- Set problem
Restate all of the data exactly.

- Dataset records
* begin *
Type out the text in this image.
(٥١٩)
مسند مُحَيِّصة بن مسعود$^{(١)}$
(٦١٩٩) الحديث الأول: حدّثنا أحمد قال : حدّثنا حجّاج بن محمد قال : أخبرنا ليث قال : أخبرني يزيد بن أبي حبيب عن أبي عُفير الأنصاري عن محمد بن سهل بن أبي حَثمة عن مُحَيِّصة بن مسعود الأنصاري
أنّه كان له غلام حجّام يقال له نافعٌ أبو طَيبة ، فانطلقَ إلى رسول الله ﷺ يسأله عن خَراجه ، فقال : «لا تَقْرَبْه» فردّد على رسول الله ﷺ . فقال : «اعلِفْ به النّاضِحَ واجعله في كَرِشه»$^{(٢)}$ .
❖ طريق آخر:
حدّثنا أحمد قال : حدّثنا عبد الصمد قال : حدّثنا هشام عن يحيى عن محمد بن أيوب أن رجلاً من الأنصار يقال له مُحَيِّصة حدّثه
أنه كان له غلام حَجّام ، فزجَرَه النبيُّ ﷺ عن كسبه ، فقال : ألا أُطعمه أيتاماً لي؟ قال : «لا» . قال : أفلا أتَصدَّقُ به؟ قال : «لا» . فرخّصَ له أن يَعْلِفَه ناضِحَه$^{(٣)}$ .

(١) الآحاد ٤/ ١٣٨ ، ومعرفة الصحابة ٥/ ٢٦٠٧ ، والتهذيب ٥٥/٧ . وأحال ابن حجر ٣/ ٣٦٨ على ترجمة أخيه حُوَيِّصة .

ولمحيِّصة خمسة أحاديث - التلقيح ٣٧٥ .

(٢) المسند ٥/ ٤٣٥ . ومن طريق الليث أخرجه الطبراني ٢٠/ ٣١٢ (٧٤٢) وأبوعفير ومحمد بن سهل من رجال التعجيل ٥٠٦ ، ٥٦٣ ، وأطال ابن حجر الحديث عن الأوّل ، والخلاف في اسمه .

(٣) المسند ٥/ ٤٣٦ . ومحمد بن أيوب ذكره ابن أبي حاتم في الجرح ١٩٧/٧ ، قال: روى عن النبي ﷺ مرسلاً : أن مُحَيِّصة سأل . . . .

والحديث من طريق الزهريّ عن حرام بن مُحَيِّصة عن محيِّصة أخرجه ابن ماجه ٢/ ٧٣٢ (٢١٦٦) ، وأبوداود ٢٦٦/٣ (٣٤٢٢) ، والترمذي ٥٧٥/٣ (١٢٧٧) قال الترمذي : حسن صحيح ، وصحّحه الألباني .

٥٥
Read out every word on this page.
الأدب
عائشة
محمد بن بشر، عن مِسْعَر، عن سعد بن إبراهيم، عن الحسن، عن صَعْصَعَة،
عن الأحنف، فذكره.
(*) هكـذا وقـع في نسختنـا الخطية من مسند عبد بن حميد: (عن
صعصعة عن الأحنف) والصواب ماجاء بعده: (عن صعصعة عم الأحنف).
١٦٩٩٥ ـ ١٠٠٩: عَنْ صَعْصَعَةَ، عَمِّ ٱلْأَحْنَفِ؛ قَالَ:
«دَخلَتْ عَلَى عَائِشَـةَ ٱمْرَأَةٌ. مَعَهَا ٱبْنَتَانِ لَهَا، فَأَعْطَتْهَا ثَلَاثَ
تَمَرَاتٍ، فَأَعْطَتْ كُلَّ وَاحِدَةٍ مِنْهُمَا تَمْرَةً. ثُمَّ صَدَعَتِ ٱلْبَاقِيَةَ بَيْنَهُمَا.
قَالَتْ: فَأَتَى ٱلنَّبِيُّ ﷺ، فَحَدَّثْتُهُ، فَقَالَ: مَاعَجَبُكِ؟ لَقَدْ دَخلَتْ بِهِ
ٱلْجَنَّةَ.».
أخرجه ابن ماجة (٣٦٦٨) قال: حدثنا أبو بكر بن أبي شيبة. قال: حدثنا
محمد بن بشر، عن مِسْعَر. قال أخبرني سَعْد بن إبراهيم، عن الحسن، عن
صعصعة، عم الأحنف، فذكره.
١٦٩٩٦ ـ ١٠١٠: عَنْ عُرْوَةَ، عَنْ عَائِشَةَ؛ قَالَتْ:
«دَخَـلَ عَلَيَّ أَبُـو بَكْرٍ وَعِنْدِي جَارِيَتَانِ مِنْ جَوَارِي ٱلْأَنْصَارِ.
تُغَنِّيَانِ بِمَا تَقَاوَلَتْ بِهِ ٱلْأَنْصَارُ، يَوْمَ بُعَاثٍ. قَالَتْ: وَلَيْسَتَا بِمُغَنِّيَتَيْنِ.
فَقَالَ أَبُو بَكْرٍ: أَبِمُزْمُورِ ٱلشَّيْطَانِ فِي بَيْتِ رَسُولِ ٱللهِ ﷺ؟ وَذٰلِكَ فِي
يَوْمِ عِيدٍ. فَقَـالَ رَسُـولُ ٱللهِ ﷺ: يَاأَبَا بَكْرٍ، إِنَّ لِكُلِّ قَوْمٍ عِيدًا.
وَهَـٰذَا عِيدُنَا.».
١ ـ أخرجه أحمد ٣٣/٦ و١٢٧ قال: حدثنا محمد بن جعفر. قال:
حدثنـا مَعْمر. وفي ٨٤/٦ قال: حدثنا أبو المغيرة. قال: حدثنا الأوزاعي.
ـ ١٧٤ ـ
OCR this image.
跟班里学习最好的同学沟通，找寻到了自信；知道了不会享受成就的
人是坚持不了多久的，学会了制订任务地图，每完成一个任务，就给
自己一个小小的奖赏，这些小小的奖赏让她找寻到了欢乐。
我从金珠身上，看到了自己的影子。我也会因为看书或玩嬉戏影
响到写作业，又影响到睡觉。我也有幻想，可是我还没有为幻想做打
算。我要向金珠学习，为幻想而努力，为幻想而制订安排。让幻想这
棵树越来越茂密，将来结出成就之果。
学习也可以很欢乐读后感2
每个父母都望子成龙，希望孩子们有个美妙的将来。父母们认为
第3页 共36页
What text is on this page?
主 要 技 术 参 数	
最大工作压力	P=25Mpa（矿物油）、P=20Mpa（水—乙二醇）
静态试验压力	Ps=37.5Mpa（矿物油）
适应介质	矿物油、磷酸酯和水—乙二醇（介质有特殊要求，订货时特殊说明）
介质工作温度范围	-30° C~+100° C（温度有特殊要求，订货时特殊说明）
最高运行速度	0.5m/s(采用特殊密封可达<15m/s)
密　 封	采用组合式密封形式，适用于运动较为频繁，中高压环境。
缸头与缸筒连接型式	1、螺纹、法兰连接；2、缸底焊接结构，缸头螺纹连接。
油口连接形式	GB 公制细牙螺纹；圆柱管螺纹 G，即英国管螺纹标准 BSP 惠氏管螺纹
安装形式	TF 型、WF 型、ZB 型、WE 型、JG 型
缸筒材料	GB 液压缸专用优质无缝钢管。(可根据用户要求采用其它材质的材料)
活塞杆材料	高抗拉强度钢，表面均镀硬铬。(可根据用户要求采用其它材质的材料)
* end *
- Solution for this exercise
Type out the text in this image.
(٥١٩)
مسند مُحَيِّصة بن مسعود$^{(١)}$
(٦١٩٩) الحديث الأول: حدّثنا أحمد قال : حدّثنا حجّاج بن محمد قال : أخبرنا ليث قال : أخبرني يزيد بن أبي حبيب عن أبي عُفير الأنصاري عن محمد بن سهل بن أبي حَثمة عن مُحَيِّصة بن مسعود الأنصاري
أنّه كان له غلام حجّام يقال له نافعٌ أبو طَيبة ، فانطلقَ إلى رسول الله ﷺ يسأله عن خَراجه ، فقال : «لا تَقْرَبْه» فردّد على رسول الله ﷺ . فقال : «اعلِفْ به النّاضِحَ واجعله في كَرِشه»$^{(٢)}$ .
❖ طريق آخر:
حدّثنا أحمد قال : حدّثنا عبد الصمد قال : حدّثنا هشام عن يحيى عن محمد بن أيوب أن رجلاً من الأنصار يقال له مُحَيِّصة حدّثه
أنه كان له غلام حَجّام ، فزجَرَه النبيُّ ﷺ عن كسبه ، فقال : ألا أُطعمه أيتاماً لي؟ قال : «لا» . قال : أفلا أتَصدَّقُ به؟ قال : «لا» . فرخّصَ له أن يَعْلِفَه ناضِحَه$^{(٣)}$ .

(١) الآحاد ٤/ ١٣٨ ، ومعرفة الصحابة ٥/ ٢٦٠٧ ، والتهذيب ٥٥/٧ . وأحال ابن حجر ٣/ ٣٦٨ على ترجمة أخيه حُوَيِّصة .

ولمحيِّصة خمسة أحاديث - التلقيح ٣٧٥ .

(٢) المسند ٥/ ٤٣٥ . ومن طريق الليث أخرجه الطبراني ٢٠/ ٣١٢ (٧٤٢) وأبوعفير ومحمد بن سهل من رجال التعجيل ٥٠٦ ، ٥٦٣ ، وأطال ابن حجر الحديث عن الأوّل ، والخلاف في اسمه .

(٣) المسند ٥/ ٤٣٦ . ومحمد بن أيوب ذكره ابن أبي حاتم في الجرح ١٩٧/٧ ، قال: روى عن النبي ﷺ مرسلاً : أن مُحَيِّصة سأل . . . .

والحديث من طريق الزهريّ عن حرام بن مُحَيِّصة عن محيِّصة أخرجه ابن ماجه ٢/ ٧٣٢ (٢١٦٦) ، وأبوداود ٢٦٦/٣ (٣٤٢٢) ، والترمذي ٥٧٥/٣ (١٢٧٧) قال الترمذي : حسن صحيح ، وصحّحه الألباني .

٥٥
Read out every word on this page.
الأدب
عائشة
محمد بن بشر، عن مِسْعَر، عن سعد بن إبراهيم، عن الحسن، عن صَعْصَعَة،
عن الأحنف، فذكره.
(*) هكـذا وقـع في نسختنـا الخطية من مسند عبد بن حميد: (عن
صعصعة عن الأحنف) والصواب ماجاء بعده: (عن صعصعة عم الأحنف).
١٦٩٩٥ ـ ١٠٠٩: عَنْ صَعْصَعَةَ، عَمِّ ٱلْأَحْنَفِ؛ قَالَ:
«دَخلَتْ عَلَى عَائِشَـةَ ٱمْرَأَةٌ. مَعَهَا ٱبْنَتَانِ لَهَا، فَأَعْطَتْهَا ثَلَاثَ
تَمَرَاتٍ، فَأَعْطَتْ كُلَّ وَاحِدَةٍ مِنْهُمَا تَمْرَةً. ثُمَّ صَدَعَتِ ٱلْبَاقِيَةَ بَيْنَهُمَا.
قَالَتْ: فَأَتَى ٱلنَّبِيُّ ﷺ، فَحَدَّثْتُهُ، فَقَالَ: مَاعَجَبُكِ؟ لَقَدْ دَخلَتْ بِهِ
ٱلْجَنَّةَ.».
أخرجه ابن ماجة (٣٦٦٨) قال: حدثنا أبو بكر بن أبي شيبة. قال: حدثنا
محمد بن بشر، عن مِسْعَر. قال أخبرني سَعْد بن إبراهيم، عن الحسن، عن
صعصعة، عم الأحنف، فذكره.
١٦٩٩٦ ـ ١٠١٠: عَنْ عُرْوَةَ، عَنْ عَائِشَةَ؛ قَالَتْ:
«دَخَـلَ عَلَيَّ أَبُـو بَكْرٍ وَعِنْدِي جَارِيَتَانِ مِنْ جَوَارِي ٱلْأَنْصَارِ.
تُغَنِّيَانِ بِمَا تَقَاوَلَتْ بِهِ ٱلْأَنْصَارُ، يَوْمَ بُعَاثٍ. قَالَتْ: وَلَيْسَتَا بِمُغَنِّيَتَيْنِ.
فَقَالَ أَبُو بَكْرٍ: أَبِمُزْمُورِ ٱلشَّيْطَانِ فِي بَيْتِ رَسُولِ ٱللهِ ﷺ؟ وَذٰلِكَ فِي
يَوْمِ عِيدٍ. فَقَـالَ رَسُـولُ ٱللهِ ﷺ: يَاأَبَا بَكْرٍ، إِنَّ لِكُلِّ قَوْمٍ عِيدًا.
وَهَـٰذَا عِيدُنَا.».
١ ـ أخرجه أحمد ٣٣/٦ و١٢٧ قال: حدثنا محمد بن جعفر. قال:
حدثنـا مَعْمر. وفي ٨٤/٦ قال: حدثنا أبو المغيرة. قال: حدثنا الأوزاعي.
ـ ١٧٤ ـ
OCR this image.
跟班里学习最好的同学沟通，找寻到了自信；知道了不会享受成就的
人是坚持不了多久的，学会了制订任务地图，每完成一个任务，就给
自己一个小小的奖赏，这些小小的奖赏让她找寻到了欢乐。
我从金珠身上，看到了自己的影子。我也会因为看书或玩嬉戏影
响到写作业，又影响到睡觉。我也有幻想，可是我还没有为幻想做打
算。我要向金珠学习，为幻想而努力，为幻想而制订安排。让幻想这
棵树越来越茂密，将来结出成就之果。
学习也可以很欢乐读后感2
每个父母都望子成龙，希望孩子们有个美妙的将来。父母们认为
第3页 共36页
What text is on this page?
主 要 技 术 参 数	
最大工作压力	P=25Mpa（矿物油）、P=20Mpa（水—乙二醇）
静态试验压力	Ps=37.5Mpa（矿物油）
适应介质	矿物油、磷酸酯和水—乙二醇（介质有特殊要求，订货时特殊说明）
介质工作温度范围	-30° C~+100° C（温度有特殊要求，订货时特殊说明）
最高运行速度	0.5m/s(采用特殊密封可达<15m/s)
密　 封	采用组合式密封形式，适用于运动较为频繁，中高压环境。
缸头与缸筒连接型式	1、螺纹、法兰连接；2、缸底焊接结构，缸头螺纹连接。
油口连接形式	GB 公制细牙螺纹；圆柱管螺纹 G，即英国管螺纹标准 BSP 惠氏管螺纹
安装形式	TF 型、WF 型、ZB 型、WE 型、JG 型
缸筒材料	GB 液压缸专用优质无缝钢管。(可根据用户要求采用其它材质的材料)
活塞杆材料	高抗拉强度钢，表面均镀硬铬。(可根据用户要求采用其它材质的材料)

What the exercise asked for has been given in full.